#### [INSTRUCTIONS TO FOLLOW]
Search the entries below. Return every line that has "title" in it.

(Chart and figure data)
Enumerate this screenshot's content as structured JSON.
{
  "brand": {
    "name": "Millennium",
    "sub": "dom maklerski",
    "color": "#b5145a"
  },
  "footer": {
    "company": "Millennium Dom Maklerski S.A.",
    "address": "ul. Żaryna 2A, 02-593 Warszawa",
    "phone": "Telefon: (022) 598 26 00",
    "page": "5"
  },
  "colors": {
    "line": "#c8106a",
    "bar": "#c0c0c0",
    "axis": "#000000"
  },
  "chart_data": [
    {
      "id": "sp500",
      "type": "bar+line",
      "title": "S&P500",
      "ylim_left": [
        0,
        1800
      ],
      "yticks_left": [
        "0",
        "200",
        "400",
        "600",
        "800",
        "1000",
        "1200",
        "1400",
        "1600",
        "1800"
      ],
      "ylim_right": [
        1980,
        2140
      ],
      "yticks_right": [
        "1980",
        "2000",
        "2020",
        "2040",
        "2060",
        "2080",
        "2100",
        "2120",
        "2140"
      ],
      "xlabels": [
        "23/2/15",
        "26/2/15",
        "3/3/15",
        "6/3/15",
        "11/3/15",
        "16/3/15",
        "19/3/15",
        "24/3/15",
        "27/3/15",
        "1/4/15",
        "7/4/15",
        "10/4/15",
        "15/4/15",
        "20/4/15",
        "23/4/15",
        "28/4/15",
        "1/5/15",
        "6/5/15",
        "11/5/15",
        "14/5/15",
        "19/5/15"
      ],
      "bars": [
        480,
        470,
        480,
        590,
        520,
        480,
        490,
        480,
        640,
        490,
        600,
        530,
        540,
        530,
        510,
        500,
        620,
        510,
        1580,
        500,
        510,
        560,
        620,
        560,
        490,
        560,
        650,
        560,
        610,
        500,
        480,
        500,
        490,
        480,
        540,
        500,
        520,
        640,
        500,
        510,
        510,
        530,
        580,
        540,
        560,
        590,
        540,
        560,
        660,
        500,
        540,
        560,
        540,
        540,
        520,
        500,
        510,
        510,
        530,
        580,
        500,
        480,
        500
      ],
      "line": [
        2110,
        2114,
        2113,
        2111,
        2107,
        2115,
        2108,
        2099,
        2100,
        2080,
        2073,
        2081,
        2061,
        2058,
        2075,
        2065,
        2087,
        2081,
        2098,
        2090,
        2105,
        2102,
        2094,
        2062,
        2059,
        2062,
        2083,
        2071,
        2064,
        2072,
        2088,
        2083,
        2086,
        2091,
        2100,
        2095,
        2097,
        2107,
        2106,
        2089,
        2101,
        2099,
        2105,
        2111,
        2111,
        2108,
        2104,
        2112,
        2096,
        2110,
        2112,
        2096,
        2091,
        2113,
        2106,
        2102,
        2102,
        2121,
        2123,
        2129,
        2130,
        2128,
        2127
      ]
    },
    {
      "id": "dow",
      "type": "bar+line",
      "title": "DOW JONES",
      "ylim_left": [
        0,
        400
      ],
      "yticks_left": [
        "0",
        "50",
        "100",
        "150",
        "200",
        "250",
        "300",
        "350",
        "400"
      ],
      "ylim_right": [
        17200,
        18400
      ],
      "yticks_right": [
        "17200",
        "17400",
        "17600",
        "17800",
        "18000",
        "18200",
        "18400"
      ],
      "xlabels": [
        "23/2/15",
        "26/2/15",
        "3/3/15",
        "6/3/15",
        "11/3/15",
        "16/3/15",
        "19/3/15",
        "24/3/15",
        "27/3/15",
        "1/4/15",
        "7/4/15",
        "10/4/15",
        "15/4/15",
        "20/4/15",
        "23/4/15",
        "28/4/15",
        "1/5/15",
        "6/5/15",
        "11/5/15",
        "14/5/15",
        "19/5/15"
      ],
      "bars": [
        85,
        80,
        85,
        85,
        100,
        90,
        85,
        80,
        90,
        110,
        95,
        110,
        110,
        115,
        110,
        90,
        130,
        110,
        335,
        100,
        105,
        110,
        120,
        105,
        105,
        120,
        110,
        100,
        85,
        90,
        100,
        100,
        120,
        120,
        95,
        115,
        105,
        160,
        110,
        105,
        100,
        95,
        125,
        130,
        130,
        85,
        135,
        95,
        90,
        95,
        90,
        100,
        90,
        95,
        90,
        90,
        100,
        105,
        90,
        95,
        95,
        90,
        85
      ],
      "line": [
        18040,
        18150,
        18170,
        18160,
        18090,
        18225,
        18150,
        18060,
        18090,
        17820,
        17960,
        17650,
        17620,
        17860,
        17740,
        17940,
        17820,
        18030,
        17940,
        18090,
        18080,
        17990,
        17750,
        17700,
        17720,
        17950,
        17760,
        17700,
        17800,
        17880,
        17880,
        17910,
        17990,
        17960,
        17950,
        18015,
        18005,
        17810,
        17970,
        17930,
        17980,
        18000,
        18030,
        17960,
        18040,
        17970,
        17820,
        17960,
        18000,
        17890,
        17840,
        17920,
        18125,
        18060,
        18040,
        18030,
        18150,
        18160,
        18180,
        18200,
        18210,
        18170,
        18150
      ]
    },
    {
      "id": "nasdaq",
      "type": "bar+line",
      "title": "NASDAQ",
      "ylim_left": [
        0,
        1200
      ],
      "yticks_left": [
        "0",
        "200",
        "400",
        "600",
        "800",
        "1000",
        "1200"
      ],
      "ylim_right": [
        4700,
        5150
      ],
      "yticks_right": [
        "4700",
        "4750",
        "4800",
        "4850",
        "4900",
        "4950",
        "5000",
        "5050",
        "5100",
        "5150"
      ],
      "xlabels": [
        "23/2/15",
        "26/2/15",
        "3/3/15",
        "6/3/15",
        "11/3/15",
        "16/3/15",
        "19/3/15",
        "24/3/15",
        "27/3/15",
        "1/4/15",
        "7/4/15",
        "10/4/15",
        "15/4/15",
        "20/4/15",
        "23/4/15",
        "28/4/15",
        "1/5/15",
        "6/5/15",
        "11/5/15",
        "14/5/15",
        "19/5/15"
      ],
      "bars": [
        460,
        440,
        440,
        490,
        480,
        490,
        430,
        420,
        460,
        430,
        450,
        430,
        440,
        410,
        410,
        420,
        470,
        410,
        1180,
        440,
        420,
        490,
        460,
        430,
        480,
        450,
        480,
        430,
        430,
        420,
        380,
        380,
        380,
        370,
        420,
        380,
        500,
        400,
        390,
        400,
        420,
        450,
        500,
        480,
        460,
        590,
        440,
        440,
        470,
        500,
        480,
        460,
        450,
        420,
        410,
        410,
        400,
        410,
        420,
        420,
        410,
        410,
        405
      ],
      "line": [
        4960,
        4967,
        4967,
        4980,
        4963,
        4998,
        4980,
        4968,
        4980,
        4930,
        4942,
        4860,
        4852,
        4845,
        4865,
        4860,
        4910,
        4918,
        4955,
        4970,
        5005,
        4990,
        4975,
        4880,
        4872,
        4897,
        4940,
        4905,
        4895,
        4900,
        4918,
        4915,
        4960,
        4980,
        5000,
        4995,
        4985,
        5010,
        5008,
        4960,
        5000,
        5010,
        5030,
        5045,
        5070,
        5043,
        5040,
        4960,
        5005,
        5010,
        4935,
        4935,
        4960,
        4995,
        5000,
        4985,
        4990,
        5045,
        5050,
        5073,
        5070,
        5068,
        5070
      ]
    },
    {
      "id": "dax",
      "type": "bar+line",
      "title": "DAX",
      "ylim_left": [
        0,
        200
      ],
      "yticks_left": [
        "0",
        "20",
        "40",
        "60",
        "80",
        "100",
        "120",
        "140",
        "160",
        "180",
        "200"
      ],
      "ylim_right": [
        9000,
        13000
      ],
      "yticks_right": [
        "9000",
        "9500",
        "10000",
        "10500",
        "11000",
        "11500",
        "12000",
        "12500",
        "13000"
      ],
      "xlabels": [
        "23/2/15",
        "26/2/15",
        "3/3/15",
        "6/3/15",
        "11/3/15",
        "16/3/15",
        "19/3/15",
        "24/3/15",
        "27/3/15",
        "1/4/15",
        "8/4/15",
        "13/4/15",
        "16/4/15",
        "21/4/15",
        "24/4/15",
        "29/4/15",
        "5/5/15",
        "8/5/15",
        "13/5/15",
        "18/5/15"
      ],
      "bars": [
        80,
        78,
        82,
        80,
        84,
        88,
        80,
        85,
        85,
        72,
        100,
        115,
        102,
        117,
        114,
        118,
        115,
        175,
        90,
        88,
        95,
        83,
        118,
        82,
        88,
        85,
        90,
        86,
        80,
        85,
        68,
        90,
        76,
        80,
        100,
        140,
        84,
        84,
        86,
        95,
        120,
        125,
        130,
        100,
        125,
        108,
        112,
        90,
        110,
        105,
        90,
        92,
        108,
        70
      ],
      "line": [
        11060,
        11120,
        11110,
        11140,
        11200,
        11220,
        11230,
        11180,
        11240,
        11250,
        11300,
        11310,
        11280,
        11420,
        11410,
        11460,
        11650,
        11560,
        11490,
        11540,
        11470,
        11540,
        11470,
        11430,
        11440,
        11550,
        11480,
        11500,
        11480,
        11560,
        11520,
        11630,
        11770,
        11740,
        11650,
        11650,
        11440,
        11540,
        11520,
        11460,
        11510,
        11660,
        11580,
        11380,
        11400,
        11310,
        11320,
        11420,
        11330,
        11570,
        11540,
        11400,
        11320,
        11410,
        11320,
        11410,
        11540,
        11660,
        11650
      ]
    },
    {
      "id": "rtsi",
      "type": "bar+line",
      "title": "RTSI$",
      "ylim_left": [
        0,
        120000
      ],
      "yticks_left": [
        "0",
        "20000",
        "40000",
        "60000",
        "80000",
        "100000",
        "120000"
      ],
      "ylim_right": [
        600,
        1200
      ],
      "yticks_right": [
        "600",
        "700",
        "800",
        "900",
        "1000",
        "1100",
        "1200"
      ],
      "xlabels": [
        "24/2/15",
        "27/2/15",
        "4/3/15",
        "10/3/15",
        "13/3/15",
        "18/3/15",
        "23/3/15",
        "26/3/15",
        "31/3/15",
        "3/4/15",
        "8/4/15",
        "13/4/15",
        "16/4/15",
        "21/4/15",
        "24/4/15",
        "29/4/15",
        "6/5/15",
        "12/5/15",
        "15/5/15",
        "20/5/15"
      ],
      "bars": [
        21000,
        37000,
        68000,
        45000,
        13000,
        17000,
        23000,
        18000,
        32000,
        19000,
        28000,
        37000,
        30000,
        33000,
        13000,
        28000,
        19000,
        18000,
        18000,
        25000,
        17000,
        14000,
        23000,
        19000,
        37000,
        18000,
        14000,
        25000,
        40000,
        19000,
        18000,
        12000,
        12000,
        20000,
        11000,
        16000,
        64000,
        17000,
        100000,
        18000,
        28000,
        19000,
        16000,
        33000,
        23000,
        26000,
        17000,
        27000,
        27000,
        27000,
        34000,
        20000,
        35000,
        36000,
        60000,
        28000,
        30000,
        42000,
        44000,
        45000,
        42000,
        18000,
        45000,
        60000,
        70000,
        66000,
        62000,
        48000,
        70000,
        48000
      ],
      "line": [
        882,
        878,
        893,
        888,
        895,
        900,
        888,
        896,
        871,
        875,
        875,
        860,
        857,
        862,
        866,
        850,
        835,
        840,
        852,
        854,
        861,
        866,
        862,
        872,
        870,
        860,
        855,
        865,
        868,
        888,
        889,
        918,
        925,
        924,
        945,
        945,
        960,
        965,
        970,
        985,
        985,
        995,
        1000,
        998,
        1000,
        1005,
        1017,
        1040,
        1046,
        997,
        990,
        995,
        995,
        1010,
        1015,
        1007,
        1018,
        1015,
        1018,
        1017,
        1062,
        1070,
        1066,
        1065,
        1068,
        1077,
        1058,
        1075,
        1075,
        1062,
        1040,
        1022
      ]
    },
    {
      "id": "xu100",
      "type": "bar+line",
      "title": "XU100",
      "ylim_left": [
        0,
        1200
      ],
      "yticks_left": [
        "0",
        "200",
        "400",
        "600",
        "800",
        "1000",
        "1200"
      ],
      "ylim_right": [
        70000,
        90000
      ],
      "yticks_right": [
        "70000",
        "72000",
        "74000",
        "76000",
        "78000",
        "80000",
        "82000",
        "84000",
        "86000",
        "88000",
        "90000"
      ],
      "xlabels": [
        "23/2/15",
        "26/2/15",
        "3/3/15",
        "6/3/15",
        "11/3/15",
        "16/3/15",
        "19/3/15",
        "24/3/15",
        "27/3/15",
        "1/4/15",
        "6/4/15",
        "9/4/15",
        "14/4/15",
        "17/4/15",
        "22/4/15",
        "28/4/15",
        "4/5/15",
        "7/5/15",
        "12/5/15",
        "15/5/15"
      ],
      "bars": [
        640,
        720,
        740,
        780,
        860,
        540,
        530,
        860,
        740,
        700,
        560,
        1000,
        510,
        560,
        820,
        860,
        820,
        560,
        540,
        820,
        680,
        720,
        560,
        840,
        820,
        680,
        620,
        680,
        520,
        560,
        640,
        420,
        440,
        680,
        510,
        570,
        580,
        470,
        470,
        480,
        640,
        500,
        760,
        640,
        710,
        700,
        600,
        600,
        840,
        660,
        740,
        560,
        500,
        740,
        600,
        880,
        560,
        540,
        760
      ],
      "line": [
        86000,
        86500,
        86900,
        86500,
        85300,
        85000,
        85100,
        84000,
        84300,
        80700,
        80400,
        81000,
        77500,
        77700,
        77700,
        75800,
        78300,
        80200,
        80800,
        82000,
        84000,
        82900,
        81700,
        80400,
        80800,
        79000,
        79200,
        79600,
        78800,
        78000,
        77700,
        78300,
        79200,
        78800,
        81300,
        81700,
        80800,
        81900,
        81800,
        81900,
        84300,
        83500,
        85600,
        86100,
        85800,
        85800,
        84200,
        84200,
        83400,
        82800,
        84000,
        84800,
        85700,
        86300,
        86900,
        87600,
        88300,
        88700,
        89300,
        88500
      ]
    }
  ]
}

#### [SOLUTION FOR THIS EXERCISE]
      "title": "S&P500",
      "title": "DOW JONES",
      "title": "NASDAQ",
      "title": "DAX",
      "title": "RTSI$",
      "title": "XU100",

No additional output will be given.